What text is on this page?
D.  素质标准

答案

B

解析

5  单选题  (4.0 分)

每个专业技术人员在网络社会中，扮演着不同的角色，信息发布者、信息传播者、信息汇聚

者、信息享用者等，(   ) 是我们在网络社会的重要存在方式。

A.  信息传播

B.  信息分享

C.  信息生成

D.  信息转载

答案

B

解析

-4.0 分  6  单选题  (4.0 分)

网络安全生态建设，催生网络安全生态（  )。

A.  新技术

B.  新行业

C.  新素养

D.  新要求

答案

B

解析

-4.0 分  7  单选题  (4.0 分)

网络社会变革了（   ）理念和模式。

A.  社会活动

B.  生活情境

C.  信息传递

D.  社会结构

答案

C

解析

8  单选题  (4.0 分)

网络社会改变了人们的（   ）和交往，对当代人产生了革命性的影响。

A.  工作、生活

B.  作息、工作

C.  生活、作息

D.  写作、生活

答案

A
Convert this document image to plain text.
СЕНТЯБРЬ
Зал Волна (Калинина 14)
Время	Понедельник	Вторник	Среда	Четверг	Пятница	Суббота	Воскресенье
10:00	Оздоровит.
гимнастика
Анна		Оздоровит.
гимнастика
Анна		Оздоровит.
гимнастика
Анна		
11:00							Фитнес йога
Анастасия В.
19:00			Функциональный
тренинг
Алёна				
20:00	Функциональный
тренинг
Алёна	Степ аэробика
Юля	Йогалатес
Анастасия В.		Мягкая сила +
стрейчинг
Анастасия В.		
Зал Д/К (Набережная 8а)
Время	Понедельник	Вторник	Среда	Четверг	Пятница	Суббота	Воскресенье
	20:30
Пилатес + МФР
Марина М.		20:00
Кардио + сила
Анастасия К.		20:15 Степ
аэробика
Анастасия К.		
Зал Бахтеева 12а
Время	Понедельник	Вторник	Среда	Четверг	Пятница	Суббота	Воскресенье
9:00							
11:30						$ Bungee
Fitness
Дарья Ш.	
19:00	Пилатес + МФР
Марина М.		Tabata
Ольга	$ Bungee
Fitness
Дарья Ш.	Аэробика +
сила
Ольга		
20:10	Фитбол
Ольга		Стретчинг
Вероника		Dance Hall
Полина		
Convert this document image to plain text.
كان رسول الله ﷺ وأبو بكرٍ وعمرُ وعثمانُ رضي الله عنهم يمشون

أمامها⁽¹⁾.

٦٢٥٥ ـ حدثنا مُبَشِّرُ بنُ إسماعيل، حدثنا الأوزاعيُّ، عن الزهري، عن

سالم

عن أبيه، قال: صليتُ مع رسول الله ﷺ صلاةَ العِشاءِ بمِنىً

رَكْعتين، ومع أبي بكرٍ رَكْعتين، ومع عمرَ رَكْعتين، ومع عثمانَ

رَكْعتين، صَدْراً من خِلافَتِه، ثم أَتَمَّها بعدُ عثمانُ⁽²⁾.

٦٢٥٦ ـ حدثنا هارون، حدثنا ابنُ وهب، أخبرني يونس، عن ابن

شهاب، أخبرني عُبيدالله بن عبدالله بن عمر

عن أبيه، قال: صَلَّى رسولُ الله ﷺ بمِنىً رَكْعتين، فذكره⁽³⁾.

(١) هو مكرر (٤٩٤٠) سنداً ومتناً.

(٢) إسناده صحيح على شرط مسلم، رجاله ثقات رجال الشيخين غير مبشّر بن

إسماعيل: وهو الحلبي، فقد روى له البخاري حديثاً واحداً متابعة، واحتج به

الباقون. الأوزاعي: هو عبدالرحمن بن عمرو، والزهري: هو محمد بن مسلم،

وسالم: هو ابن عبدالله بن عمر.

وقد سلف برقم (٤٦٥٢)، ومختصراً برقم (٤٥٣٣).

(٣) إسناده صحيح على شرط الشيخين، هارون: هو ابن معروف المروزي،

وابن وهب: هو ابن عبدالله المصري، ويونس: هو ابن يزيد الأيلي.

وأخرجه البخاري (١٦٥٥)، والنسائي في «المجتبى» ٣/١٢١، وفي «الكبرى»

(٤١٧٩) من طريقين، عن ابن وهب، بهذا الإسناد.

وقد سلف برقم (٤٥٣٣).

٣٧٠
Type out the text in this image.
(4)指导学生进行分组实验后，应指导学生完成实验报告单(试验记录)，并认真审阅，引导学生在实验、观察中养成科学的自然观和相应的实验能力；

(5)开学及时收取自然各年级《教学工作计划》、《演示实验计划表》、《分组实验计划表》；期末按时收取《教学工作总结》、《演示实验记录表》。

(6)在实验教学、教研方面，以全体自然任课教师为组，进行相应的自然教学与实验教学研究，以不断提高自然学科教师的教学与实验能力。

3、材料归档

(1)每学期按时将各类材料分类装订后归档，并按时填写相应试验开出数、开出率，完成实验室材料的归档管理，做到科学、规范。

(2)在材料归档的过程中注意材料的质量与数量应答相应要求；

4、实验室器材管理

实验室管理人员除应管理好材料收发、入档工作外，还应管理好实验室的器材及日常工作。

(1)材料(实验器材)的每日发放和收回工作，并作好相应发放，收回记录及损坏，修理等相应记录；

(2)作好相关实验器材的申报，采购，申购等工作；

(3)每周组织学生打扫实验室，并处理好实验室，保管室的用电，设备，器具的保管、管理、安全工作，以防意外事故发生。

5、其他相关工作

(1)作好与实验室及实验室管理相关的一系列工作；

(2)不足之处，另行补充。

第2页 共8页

*Problem details:*
Repeat all entries. Match them exactly.

*Full response:*
What text is on this page?
D.  素质标准

答案

B

解析

5  单选题  (4.0 分)

每个专业技术人员在网络社会中，扮演着不同的角色，信息发布者、信息传播者、信息汇聚

者、信息享用者等，(   ) 是我们在网络社会的重要存在方式。

A.  信息传播

B.  信息分享

C.  信息生成

D.  信息转载

答案

B

解析

-4.0 分  6  单选题  (4.0 分)

网络安全生态建设，催生网络安全生态（  )。

A.  新技术

B.  新行业

C.  新素养

D.  新要求

答案

B

解析

-4.0 分  7  单选题  (4.0 分)

网络社会变革了（   ）理念和模式。

A.  社会活动

B.  生活情境

C.  信息传递

D.  社会结构

答案

C

解析

8  单选题  (4.0 分)

网络社会改变了人们的（   ）和交往，对当代人产生了革命性的影响。

A.  工作、生活

B.  作息、工作

C.  生活、作息

D.  写作、生活

答案

A
Convert this document image to plain text.
СЕНТЯБРЬ
Зал Волна (Калинина 14)
Время	Понедельник	Вторник	Среда	Четверг	Пятница	Суббота	Воскресенье
10:00	Оздоровит.
гимнастика
Анна		Оздоровит.
гимнастика
Анна		Оздоровит.
гимнастика
Анна		
11:00							Фитнес йога
Анастасия В.
19:00			Функциональный
тренинг
Алёна				
20:00	Функциональный
тренинг
Алёна	Степ аэробика
Юля	Йогалатес
Анастасия В.		Мягкая сила +
стрейчинг
Анастасия В.		
Зал Д/К (Набережная 8а)
Время	Понедельник	Вторник	Среда	Четверг	Пятница	Суббота	Воскресенье
	20:30
Пилатес + МФР
Марина М.		20:00
Кардио + сила
Анастасия К.		20:15 Степ
аэробика
Анастасия К.		
Зал Бахтеева 12а
Время	Понедельник	Вторник	Среда	Четверг	Пятница	Суббота	Воскресенье
9:00							
11:30						$ Bungee
Fitness
Дарья Ш.	
19:00	Пилатес + МФР
Марина М.		Tabata
Ольга	$ Bungee
Fitness
Дарья Ш.	Аэробика +
сила
Ольга		
20:10	Фитбол
Ольга		Стретчинг
Вероника		Dance Hall
Полина		
Convert this document image to plain text.
كان رسول الله ﷺ وأبو بكرٍ وعمرُ وعثمانُ رضي الله عنهم يمشون

أمامها⁽¹⁾.

٦٢٥٥ ـ حدثنا مُبَشِّرُ بنُ إسماعيل، حدثنا الأوزاعيُّ، عن الزهري، عن

سالم

عن أبيه، قال: صليتُ مع رسول الله ﷺ صلاةَ العِشاءِ بمِنىً

رَكْعتين، ومع أبي بكرٍ رَكْعتين، ومع عمرَ رَكْعتين، ومع عثمانَ

رَكْعتين، صَدْراً من خِلافَتِه، ثم أَتَمَّها بعدُ عثمانُ⁽²⁾.

٦٢٥٦ ـ حدثنا هارون، حدثنا ابنُ وهب، أخبرني يونس، عن ابن

شهاب، أخبرني عُبيدالله بن عبدالله بن عمر

عن أبيه، قال: صَلَّى رسولُ الله ﷺ بمِنىً رَكْعتين، فذكره⁽³⁾.

(١) هو مكرر (٤٩٤٠) سنداً ومتناً.

(٢) إسناده صحيح على شرط مسلم، رجاله ثقات رجال الشيخين غير مبشّر بن

إسماعيل: وهو الحلبي، فقد روى له البخاري حديثاً واحداً متابعة، واحتج به

الباقون. الأوزاعي: هو عبدالرحمن بن عمرو، والزهري: هو محمد بن مسلم،

وسالم: هو ابن عبدالله بن عمر.

وقد سلف برقم (٤٦٥٢)، ومختصراً برقم (٤٥٣٣).

(٣) إسناده صحيح على شرط الشيخين، هارون: هو ابن معروف المروزي،

وابن وهب: هو ابن عبدالله المصري، ويونس: هو ابن يزيد الأيلي.

وأخرجه البخاري (١٦٥٥)، والنسائي في «المجتبى» ٣/١٢١، وفي «الكبرى»

(٤١٧٩) من طريقين، عن ابن وهب، بهذا الإسناد.

وقد سلف برقم (٤٥٣٣).

٣٧٠
Type out the text in this image.
(4)指导学生进行分组实验后，应指导学生完成实验报告单(试验记录)，并认真审阅，引导学生在实验、观察中养成科学的自然观和相应的实验能力；

(5)开学及时收取自然各年级《教学工作计划》、《演示实验计划表》、《分组实验计划表》；期末按时收取《教学工作总结》、《演示实验记录表》。

(6)在实验教学、教研方面，以全体自然任课教师为组，进行相应的自然教学与实验教学研究，以不断提高自然学科教师的教学与实验能力。

3、材料归档

(1)每学期按时将各类材料分类装订后归档，并按时填写相应试验开出数、开出率，完成实验室材料的归档管理，做到科学、规范。

(2)在材料归档的过程中注意材料的质量与数量应答相应要求；

4、实验室器材管理

实验室管理人员除应管理好材料收发、入档工作外，还应管理好实验室的器材及日常工作。

(1)材料(实验器材)的每日发放和收回工作，并作好相应发放，收回记录及损坏，修理等相应记录；

(2)作好相关实验器材的申报，采购，申购等工作；

(3)每周组织学生打扫实验室，并处理好实验室，保管室的用电，设备，器具的保管、管理、安全工作，以防意外事故发生。

5、其他相关工作

(1)作好与实验室及实验室管理相关的一系列工作；

(2)不足之处，另行补充。

第2页 共8页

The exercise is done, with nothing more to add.